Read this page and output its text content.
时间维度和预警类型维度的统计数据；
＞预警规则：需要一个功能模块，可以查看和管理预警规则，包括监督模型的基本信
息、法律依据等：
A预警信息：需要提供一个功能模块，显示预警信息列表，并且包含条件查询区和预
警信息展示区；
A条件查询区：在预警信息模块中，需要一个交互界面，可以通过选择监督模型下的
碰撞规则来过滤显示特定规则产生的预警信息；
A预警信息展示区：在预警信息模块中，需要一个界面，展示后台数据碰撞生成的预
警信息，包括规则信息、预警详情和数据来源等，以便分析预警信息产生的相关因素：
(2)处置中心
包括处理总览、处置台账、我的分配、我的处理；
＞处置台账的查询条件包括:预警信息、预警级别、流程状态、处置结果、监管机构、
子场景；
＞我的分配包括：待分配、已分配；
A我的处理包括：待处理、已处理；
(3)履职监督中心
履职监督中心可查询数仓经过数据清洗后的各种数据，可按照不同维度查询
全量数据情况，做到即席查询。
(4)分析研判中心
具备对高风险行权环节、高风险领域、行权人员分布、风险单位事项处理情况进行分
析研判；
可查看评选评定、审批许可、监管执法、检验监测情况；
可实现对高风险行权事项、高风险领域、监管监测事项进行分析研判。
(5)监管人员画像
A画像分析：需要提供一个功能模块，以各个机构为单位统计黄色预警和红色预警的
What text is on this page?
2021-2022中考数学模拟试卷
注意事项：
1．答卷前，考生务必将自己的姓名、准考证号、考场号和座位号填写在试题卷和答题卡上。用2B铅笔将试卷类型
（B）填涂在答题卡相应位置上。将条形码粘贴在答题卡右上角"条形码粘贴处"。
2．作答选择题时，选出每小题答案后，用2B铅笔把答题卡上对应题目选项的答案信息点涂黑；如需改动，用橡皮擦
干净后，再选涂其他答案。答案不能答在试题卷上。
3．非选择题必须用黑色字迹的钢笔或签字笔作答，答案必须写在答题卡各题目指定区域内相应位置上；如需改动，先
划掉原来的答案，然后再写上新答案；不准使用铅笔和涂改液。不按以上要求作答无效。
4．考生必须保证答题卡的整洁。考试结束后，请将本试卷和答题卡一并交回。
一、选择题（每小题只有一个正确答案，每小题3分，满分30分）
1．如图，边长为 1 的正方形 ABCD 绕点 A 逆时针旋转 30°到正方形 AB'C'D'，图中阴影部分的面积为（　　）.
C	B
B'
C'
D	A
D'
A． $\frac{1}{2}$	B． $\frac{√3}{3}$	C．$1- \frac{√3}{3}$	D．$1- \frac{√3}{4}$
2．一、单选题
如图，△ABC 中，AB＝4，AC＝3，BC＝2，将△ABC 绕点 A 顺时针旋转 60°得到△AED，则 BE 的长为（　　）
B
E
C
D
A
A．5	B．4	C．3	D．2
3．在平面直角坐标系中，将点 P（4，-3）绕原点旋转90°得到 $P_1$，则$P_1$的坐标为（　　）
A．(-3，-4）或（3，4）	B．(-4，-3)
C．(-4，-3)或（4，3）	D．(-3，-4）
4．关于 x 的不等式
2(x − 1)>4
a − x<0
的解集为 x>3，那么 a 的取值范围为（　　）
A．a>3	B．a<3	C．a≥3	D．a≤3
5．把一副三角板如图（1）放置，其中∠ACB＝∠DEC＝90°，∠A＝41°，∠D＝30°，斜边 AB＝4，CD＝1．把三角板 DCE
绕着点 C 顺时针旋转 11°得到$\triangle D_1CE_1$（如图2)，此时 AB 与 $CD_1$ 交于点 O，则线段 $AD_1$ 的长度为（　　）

##########

INSTRUCTIONS TO FOLLOW:
Extract all of the data above and output it character for character.

OUTPUT FOR THIS EXERCISE:
Read this page and output its text content.
时间维度和预警类型维度的统计数据；
＞预警规则：需要一个功能模块，可以查看和管理预警规则，包括监督模型的基本信
息、法律依据等：
A预警信息：需要提供一个功能模块，显示预警信息列表，并且包含条件查询区和预
警信息展示区；
A条件查询区：在预警信息模块中，需要一个交互界面，可以通过选择监督模型下的
碰撞规则来过滤显示特定规则产生的预警信息；
A预警信息展示区：在预警信息模块中，需要一个界面，展示后台数据碰撞生成的预
警信息，包括规则信息、预警详情和数据来源等，以便分析预警信息产生的相关因素：
(2)处置中心
包括处理总览、处置台账、我的分配、我的处理；
＞处置台账的查询条件包括:预警信息、预警级别、流程状态、处置结果、监管机构、
子场景；
＞我的分配包括：待分配、已分配；
A我的处理包括：待处理、已处理；
(3)履职监督中心
履职监督中心可查询数仓经过数据清洗后的各种数据，可按照不同维度查询
全量数据情况，做到即席查询。
(4)分析研判中心
具备对高风险行权环节、高风险领域、行权人员分布、风险单位事项处理情况进行分
析研判；
可查看评选评定、审批许可、监管执法、检验监测情况；
可实现对高风险行权事项、高风险领域、监管监测事项进行分析研判。
(5)监管人员画像
A画像分析：需要提供一个功能模块，以各个机构为单位统计黄色预警和红色预警的
What text is on this page?
2021-2022中考数学模拟试卷
注意事项：
1．答卷前，考生务必将自己的姓名、准考证号、考场号和座位号填写在试题卷和答题卡上。用2B铅笔将试卷类型
（B）填涂在答题卡相应位置上。将条形码粘贴在答题卡右上角"条形码粘贴处"。
2．作答选择题时，选出每小题答案后，用2B铅笔把答题卡上对应题目选项的答案信息点涂黑；如需改动，用橡皮擦
干净后，再选涂其他答案。答案不能答在试题卷上。
3．非选择题必须用黑色字迹的钢笔或签字笔作答，答案必须写在答题卡各题目指定区域内相应位置上；如需改动，先
划掉原来的答案，然后再写上新答案；不准使用铅笔和涂改液。不按以上要求作答无效。
4．考生必须保证答题卡的整洁。考试结束后，请将本试卷和答题卡一并交回。
一、选择题（每小题只有一个正确答案，每小题3分，满分30分）
1．如图，边长为 1 的正方形 ABCD 绕点 A 逆时针旋转 30°到正方形 AB'C'D'，图中阴影部分的面积为（　　）.
C	B
B'
C'
D	A
D'
A． $\frac{1}{2}$	B． $\frac{√3}{3}$	C．$1- \frac{√3}{3}$	D．$1- \frac{√3}{4}$
2．一、单选题
如图，△ABC 中，AB＝4，AC＝3，BC＝2，将△ABC 绕点 A 顺时针旋转 60°得到△AED，则 BE 的长为（　　）
B
E
C
D
A
A．5	B．4	C．3	D．2
3．在平面直角坐标系中，将点 P（4，-3）绕原点旋转90°得到 $P_1$，则$P_1$的坐标为（　　）
A．(-3，-4）或（3，4）	B．(-4，-3)
C．(-4，-3)或（4，3）	D．(-3，-4）
4．关于 x 的不等式
2(x − 1)>4
a − x<0
的解集为 x>3，那么 a 的取值范围为（　　）
A．a>3	B．a<3	C．a≥3	D．a≤3
5．把一副三角板如图（1）放置，其中∠ACB＝∠DEC＝90°，∠A＝41°，∠D＝30°，斜边 AB＝4，CD＝1．把三角板 DCE
绕着点 C 顺时针旋转 11°得到$\triangle D_1CE_1$（如图2)，此时 AB 与 $CD_1$ 交于点 O，则线段 $AD_1$ 的长度为（　　）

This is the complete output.